+++ Text +++
Under the EU FDI Screening regulation, Member States shall inform the Commission and other Member States as soon as possible about FDI in their territory that is undergoing screening and, without undue delay, provide certain information, which some Member States request from the notifying parties from the outset via a standard form. The information that is required includes details on:21

  1. the ownership structure of the foreign investor and of the target company;
  2. the approximate value of the FDI;
  3. the activities of the foreign investor and of the target company;
  4. the Member States in which the foreign investor and target company are active;
  5. the funding of the investment and its source; and
  6. the date on which the FDI is planned to be completed or has been completed.

Within 15 calendar days of receipt of the notification and the relevant information, the Commission and the other Member States must inform the Member State undertaking the screening of their intention to provide comments (in the case of Member States) or an opinion (in the case of the Commission).22 To the extent necessary for their review, the Commission and the other Member States may request additional information from the Member State, which shall provide it to them without undue delay.23 In practice, this can lead to delays, for example where an authority must first obtain the information from other governmental agencies or third parties with no statutory deadlines applying. Recent examples, which will hopefully remain the exception, show that this can lead to delays of several months.

On the basis of the above, 15 calendar days is the minimum time that the process under the cooperation mechanism could take in the event neither a Member State nor the Commission makes a submission or requests any additional information. Otherwise, the Commission shall issue an opinion and the Member States shall provide comments within 35 calendar days following receipt of the information outlined above (this may be extended to 40 calendar days for Commission opinions). In case further information is requested, comments by Member States or an opinion by the Commission shall be issued no later than 20 calendar days following receipt of the additional information.24

While the final decision to clear a transaction, request remedies or to block the FDI remains with the Member States undertaking the screening, they shall give due consideration to the comments of other Member States and to the opinion of the Commission, unless immediate action is required.25

In practice, the obligation of Member States to 'stand still' and take a final decision only after they have received comments or opinions can lead to significant delays. For investors, the cooperation mechanism remains a 'black box' and there is a lack of transparency with a view to the potentially significant impact on deal timetables. The terms used by the EU FDI Screening Regulation are partially opaque (e.g., the notions of 'without undue delay', 'as soon as possible' or to 'give due consideration') and for the investor, there is no visibility on which authority of which Member State requests which information on the planned FDI and for which reason. The Commission communicates exclusively with the Member States that remain the sole point of contact for the notifying parties. In practice, this can lead to a lack of transparency and frustrating delays, which raises questions with a view to the principle of due process and the investors' rights of defence.

ii FDI not undergoing screening

Even FDI, which is not undergoing screening, may be subject to comments of other Member States or to an opinion of the EU Commission, to which the Member State where the FDI is planned or has been completed shall give due consideration.26 Where the FDI has not completed, the relevant Member State could either decide to review the transaction under its domestic screening regime or use any other instruments available to it under domestic laws (if it does not have an FDI screening regime in place). Where the FDI has already completed, the Member State may decide to act, depending on what powers are available to it under national law.
+++ Supplied material +++
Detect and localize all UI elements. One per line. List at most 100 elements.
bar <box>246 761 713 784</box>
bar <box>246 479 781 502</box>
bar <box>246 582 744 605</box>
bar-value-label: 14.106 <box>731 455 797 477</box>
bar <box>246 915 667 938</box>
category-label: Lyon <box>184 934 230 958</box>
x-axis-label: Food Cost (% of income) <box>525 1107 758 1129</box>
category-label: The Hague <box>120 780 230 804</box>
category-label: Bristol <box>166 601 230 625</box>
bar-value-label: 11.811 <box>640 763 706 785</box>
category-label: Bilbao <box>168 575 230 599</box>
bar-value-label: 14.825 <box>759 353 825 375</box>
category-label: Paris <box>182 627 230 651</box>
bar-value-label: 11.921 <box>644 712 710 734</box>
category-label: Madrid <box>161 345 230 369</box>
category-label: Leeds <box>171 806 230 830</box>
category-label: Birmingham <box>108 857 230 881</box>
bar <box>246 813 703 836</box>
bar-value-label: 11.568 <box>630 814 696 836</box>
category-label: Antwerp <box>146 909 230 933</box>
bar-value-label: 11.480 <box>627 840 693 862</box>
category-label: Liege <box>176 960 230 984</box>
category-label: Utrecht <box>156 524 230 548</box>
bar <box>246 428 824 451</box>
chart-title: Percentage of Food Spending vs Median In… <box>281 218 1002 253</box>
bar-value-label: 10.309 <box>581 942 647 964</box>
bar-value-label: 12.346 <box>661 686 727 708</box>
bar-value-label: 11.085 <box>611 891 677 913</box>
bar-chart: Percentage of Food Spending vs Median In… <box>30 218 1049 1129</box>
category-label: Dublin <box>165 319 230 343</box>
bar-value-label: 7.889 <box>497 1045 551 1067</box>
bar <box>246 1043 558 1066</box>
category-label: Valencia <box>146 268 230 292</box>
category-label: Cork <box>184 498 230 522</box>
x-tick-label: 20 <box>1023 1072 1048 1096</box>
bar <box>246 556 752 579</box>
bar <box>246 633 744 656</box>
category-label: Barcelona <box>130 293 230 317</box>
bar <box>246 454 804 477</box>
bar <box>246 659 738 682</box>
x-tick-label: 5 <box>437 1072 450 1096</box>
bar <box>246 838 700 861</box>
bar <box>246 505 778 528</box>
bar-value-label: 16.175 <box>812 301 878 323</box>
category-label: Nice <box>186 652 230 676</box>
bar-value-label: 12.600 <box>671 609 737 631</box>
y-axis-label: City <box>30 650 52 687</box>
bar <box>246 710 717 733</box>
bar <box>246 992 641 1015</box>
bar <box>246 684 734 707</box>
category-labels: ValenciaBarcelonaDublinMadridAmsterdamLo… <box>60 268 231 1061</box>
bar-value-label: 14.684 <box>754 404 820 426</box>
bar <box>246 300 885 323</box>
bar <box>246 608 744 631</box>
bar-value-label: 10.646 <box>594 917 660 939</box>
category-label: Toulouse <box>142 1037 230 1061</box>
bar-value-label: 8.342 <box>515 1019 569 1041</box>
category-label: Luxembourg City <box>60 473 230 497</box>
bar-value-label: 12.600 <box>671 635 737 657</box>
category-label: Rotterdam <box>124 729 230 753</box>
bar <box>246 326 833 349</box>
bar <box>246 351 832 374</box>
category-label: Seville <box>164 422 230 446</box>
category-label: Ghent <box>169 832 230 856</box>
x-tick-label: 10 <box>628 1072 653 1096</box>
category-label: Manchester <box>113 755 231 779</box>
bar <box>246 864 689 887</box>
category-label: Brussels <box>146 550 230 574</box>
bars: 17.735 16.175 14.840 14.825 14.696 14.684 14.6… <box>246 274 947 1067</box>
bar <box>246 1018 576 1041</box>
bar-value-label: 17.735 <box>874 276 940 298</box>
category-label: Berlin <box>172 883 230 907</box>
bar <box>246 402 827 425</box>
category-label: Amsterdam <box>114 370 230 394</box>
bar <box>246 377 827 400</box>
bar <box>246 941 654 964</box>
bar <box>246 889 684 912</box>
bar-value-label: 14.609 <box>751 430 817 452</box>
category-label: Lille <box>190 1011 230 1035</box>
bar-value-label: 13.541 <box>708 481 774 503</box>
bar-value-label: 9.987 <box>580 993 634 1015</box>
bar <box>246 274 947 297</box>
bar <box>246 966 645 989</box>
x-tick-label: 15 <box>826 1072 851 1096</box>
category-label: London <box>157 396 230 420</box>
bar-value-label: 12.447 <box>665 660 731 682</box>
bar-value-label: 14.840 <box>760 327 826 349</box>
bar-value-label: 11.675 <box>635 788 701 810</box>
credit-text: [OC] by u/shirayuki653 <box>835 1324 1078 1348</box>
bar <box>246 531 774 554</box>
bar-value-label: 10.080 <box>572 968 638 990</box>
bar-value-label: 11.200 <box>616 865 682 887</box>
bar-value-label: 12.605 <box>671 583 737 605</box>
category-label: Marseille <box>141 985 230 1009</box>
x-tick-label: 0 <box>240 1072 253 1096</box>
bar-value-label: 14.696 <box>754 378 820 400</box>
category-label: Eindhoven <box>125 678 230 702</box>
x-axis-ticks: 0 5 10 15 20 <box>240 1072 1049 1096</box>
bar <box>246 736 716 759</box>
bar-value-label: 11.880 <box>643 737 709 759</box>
+++
_Stated goal A:_
In the FDI screening text, how long do the Commission and the other Member States have to tell the screening Member State whether they intend to provide comments or an opinion?
_Stated goal B:_
Rewrite the paragraph of the FDI screening text beginning "On the basis of the above" as a short bulleted list that keeps its main facts.

_Full response A:_
They have 15 calendar days from receipt of the notification and the relevant information.

_Full response B:_
- **Minimum duration:** 15 calendar days, if neither a Member State nor the Commission makes a submission or requests additional information.
- **Standard deadline:** Otherwise, the Commission issues an opinion and Member States provide comments within 35 calendar days of receiving the information. The Commission's deadline can be extended to 40 days.
- **Further information requested:** Comments or an opinion are due no later than 20 calendar days after the additional information is received.